*GOAL OF THE EXERCISE:* Search the listing for the string "Ortak" and copy every line that contains it.

[BEGIN ROWS]

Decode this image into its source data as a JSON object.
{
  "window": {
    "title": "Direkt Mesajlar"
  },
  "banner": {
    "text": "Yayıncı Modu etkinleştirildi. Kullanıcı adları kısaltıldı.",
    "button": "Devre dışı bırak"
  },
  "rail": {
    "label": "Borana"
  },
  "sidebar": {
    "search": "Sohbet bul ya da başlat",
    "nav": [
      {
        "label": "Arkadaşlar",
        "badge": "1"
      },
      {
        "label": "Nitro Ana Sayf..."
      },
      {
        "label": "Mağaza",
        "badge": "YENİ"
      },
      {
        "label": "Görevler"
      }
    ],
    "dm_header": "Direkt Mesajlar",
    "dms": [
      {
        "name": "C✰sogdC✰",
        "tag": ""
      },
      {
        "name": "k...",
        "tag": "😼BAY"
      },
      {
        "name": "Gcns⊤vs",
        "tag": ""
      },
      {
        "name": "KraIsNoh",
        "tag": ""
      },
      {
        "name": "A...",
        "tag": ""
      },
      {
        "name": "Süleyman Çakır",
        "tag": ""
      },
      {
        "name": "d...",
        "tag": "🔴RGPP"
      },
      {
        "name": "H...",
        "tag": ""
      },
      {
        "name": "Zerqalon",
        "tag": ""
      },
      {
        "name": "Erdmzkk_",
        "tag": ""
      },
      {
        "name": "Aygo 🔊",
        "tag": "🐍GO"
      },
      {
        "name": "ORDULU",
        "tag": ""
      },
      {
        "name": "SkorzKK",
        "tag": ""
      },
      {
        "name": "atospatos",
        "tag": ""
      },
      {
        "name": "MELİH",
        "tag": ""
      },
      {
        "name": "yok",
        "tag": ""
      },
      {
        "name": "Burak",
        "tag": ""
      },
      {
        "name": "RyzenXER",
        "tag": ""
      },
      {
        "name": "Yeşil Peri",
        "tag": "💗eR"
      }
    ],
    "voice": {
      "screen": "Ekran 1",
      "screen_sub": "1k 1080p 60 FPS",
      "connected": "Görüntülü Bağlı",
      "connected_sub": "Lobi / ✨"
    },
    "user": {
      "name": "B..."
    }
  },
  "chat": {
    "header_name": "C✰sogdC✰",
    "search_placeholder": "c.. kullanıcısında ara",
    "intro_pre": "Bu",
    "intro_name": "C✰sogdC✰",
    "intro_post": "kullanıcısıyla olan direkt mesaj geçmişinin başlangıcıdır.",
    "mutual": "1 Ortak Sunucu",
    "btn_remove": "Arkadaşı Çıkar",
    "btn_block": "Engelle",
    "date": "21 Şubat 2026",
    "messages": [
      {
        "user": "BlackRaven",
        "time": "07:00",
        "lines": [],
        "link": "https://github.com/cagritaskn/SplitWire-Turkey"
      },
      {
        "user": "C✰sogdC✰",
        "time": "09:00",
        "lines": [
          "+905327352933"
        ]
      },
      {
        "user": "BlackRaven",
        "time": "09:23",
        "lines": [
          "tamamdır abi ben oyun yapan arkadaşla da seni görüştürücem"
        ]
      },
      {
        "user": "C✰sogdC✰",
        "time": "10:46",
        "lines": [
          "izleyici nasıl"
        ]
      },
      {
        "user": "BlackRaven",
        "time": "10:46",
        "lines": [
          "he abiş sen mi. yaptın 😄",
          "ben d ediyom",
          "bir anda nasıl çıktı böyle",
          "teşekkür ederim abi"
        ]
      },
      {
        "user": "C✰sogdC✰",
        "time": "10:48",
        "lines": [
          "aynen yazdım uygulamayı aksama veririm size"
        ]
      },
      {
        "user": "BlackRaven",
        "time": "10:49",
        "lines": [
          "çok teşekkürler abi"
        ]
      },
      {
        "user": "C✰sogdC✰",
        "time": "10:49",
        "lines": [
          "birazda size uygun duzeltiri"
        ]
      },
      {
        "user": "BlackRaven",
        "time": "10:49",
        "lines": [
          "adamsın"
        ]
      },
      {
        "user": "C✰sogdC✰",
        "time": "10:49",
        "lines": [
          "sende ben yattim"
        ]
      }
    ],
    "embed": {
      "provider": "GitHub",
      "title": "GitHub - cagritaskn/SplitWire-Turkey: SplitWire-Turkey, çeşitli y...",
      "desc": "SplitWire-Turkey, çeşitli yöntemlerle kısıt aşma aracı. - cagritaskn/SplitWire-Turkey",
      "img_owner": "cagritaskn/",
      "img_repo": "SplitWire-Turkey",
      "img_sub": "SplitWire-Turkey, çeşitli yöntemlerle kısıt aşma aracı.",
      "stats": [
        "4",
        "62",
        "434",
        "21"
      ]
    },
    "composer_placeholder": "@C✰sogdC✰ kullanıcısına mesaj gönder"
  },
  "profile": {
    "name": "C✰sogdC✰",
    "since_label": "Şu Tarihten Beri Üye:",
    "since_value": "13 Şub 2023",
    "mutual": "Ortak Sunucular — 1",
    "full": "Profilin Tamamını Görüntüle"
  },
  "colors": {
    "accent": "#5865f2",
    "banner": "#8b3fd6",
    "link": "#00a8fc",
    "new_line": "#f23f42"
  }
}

[END ROWS]

*THE ANSWER:*
    "mutual": "1 Ortak Sunucu",
    "mutual": "Ortak Sunucular — 1",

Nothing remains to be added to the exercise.